Written request:
Using the listing below, select the lines with the word "сохранению" and copy them.

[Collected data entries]
········
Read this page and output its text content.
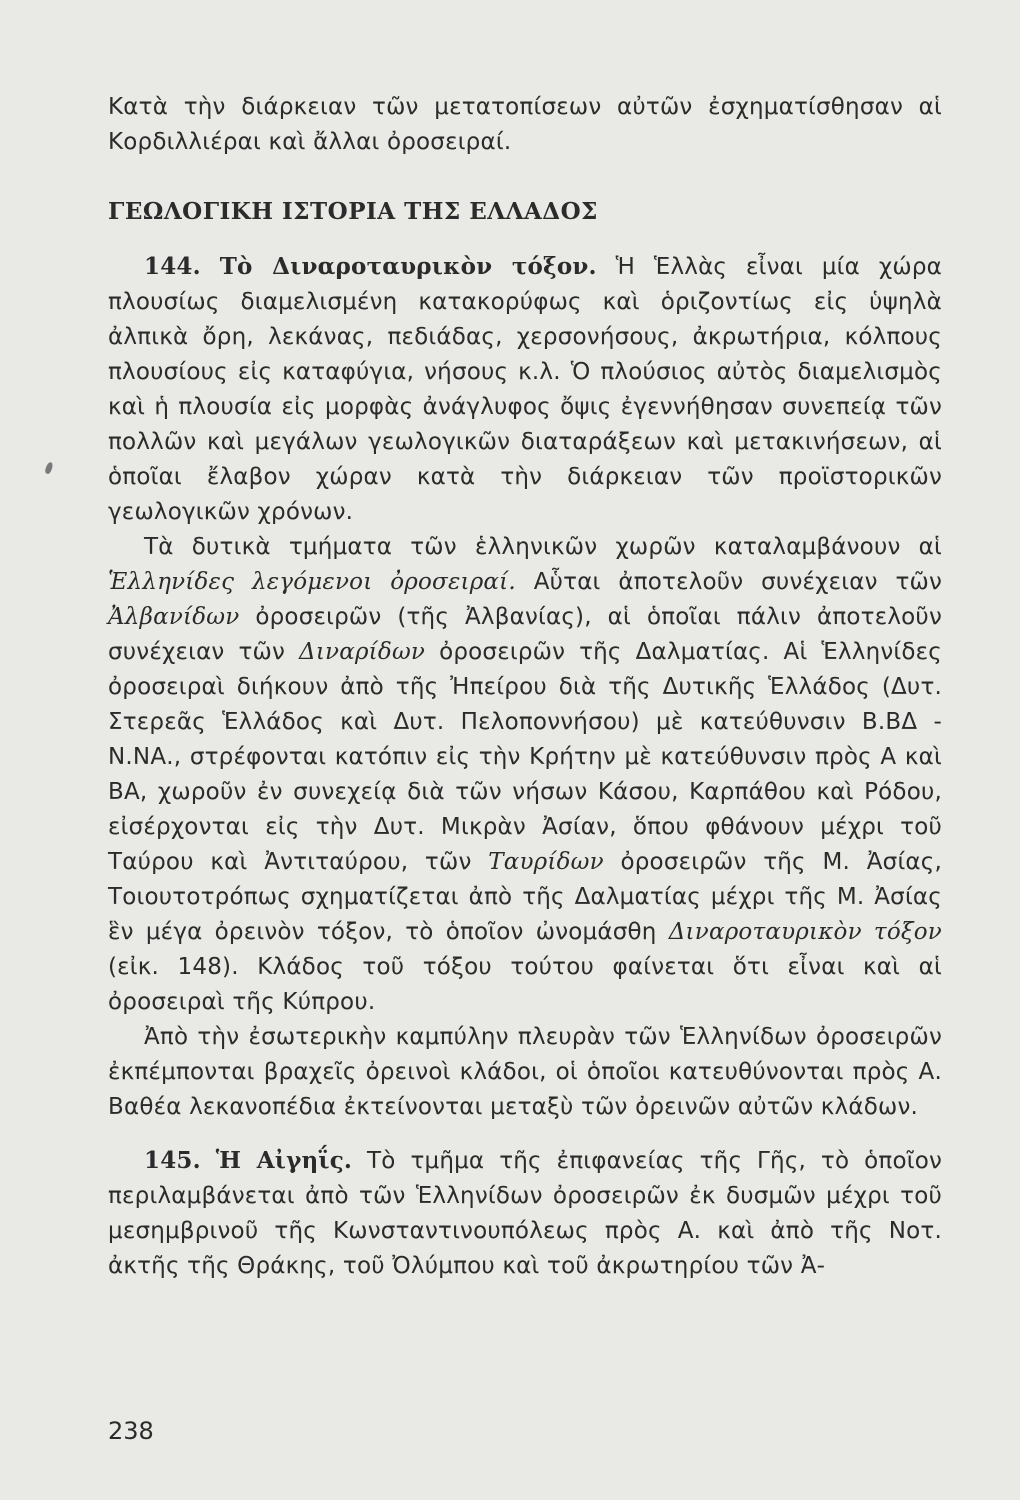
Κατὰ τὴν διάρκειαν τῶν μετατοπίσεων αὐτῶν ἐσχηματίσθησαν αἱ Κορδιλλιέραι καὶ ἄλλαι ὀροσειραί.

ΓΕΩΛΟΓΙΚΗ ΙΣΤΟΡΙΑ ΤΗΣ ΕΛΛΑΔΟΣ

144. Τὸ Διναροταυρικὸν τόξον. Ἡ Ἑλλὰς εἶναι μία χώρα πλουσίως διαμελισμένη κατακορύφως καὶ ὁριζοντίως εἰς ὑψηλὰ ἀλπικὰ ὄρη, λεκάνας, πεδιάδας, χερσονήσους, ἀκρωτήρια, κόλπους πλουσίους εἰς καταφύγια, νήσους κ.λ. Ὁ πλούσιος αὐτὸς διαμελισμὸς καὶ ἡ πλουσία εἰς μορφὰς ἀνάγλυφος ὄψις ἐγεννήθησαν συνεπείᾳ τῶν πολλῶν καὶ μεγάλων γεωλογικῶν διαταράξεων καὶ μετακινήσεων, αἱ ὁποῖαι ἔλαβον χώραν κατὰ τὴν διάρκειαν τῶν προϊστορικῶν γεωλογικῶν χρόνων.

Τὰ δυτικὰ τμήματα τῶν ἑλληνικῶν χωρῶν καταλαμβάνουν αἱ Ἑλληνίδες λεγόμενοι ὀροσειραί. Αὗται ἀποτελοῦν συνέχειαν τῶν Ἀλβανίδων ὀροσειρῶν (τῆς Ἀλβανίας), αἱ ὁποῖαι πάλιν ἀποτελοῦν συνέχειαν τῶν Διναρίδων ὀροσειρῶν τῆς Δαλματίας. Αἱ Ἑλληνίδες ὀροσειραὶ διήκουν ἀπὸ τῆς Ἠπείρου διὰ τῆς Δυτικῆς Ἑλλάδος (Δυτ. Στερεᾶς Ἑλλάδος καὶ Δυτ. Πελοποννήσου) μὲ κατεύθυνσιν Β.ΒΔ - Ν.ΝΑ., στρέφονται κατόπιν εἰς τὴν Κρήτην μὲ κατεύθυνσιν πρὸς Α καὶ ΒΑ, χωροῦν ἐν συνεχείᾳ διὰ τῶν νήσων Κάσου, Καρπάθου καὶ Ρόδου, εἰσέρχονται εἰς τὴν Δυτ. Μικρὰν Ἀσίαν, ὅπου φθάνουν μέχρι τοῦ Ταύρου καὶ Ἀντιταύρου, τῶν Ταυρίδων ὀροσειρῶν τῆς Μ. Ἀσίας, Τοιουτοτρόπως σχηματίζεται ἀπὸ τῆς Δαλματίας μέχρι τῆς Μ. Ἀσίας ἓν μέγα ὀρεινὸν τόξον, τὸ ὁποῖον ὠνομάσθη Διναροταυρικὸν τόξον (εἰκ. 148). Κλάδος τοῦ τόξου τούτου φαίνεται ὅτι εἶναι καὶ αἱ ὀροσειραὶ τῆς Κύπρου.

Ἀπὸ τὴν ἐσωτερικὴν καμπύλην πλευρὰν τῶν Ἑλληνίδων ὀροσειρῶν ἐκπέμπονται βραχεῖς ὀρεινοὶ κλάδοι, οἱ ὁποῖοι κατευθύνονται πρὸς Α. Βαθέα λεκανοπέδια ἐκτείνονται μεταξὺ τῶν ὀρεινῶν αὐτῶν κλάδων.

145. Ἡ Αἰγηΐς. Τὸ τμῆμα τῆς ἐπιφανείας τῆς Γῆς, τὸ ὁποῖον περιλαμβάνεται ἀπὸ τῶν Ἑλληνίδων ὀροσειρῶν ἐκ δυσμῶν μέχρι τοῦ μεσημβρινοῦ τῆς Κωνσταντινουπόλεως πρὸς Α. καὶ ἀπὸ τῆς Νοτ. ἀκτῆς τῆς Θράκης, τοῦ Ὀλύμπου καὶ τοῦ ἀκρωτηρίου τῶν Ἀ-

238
········
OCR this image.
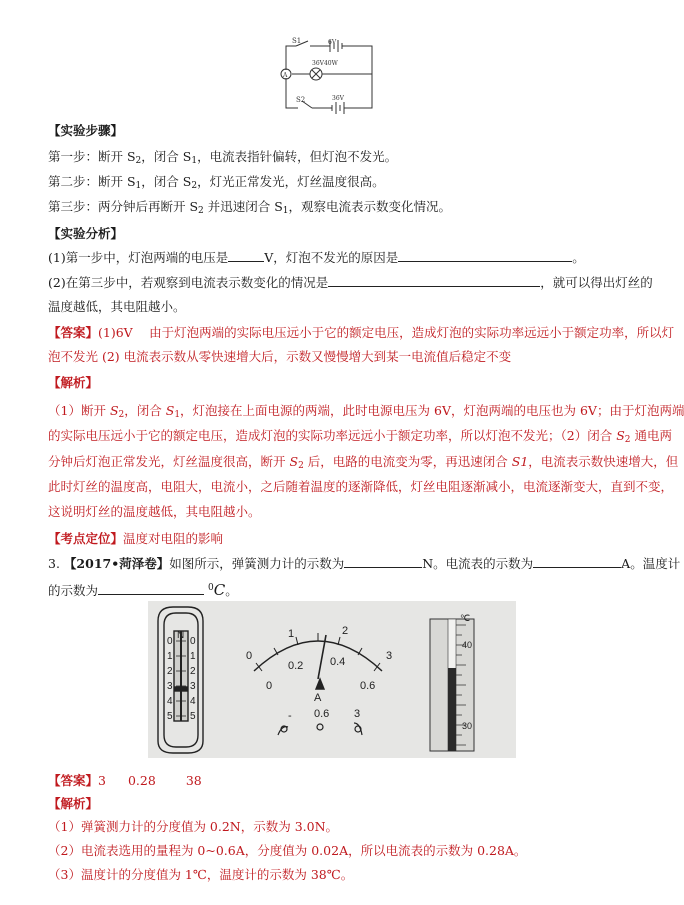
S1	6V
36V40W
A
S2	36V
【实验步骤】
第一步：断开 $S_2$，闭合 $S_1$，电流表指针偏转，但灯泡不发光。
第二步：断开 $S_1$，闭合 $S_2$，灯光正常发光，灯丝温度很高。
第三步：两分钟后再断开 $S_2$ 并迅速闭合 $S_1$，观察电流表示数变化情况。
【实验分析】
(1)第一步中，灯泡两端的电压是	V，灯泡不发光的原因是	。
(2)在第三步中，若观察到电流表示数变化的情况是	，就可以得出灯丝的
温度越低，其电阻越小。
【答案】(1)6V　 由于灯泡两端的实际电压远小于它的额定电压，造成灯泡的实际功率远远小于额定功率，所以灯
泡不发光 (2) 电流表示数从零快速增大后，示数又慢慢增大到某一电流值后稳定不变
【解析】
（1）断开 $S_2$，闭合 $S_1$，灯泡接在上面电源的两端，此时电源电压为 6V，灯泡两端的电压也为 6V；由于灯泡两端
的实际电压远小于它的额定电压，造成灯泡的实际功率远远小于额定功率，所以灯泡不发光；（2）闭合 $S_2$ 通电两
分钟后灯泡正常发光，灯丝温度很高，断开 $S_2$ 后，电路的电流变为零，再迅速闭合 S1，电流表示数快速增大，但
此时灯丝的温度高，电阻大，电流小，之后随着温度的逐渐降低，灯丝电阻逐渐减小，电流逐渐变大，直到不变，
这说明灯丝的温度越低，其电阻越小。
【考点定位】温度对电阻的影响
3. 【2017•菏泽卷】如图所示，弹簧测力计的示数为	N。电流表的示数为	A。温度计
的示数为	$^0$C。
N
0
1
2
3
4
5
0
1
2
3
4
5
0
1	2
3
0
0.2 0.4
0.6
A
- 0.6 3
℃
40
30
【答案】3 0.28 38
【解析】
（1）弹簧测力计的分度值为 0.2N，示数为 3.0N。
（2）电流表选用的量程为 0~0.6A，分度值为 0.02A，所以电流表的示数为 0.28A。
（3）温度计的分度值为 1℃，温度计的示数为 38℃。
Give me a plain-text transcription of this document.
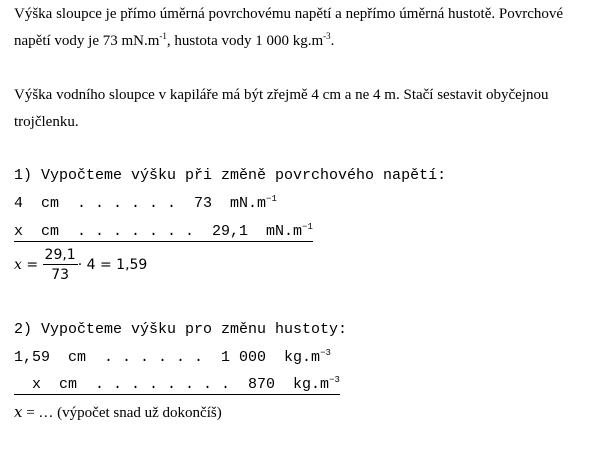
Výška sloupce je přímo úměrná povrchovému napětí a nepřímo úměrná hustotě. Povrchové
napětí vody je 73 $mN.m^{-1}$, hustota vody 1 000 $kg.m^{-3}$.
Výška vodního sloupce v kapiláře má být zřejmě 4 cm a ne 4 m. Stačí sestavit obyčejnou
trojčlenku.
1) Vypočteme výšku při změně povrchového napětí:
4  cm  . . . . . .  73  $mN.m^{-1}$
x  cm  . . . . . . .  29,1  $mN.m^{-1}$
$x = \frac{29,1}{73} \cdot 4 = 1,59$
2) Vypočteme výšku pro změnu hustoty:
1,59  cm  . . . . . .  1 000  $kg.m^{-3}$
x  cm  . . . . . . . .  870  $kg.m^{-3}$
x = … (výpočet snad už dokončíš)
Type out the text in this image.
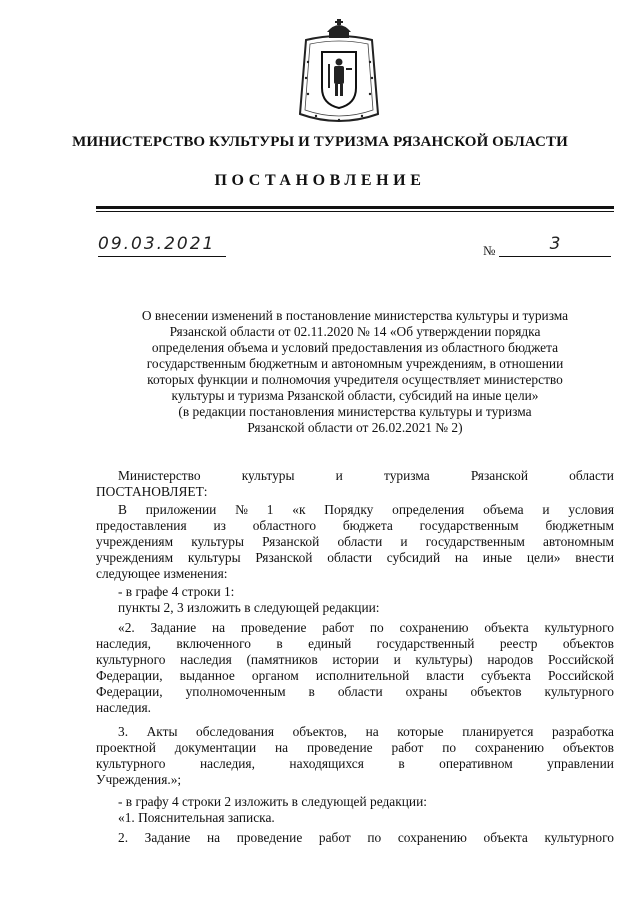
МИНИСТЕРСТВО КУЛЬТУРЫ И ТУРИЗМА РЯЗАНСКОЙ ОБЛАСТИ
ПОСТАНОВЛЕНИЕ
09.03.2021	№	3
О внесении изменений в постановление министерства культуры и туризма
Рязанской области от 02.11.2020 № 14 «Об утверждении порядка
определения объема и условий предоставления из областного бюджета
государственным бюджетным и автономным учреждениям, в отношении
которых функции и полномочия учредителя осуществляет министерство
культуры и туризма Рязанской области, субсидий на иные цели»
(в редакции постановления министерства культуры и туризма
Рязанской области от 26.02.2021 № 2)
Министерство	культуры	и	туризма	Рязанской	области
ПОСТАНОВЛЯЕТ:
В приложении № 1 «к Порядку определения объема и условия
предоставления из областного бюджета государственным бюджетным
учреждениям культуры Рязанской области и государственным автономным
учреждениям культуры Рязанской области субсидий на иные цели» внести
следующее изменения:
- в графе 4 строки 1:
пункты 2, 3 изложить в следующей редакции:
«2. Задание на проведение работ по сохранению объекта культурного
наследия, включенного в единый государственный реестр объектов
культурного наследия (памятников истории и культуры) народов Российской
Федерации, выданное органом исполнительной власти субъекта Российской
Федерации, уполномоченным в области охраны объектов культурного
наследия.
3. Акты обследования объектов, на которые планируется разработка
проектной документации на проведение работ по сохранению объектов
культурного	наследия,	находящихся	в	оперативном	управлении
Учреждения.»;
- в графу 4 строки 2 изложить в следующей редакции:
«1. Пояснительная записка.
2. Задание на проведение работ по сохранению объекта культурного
········
Task response:
«2. Задание на проведение работ по сохранению объекта культурного
проектной документации на проведение работ по сохранению объектов
2. Задание на проведение работ по сохранению объекта культурного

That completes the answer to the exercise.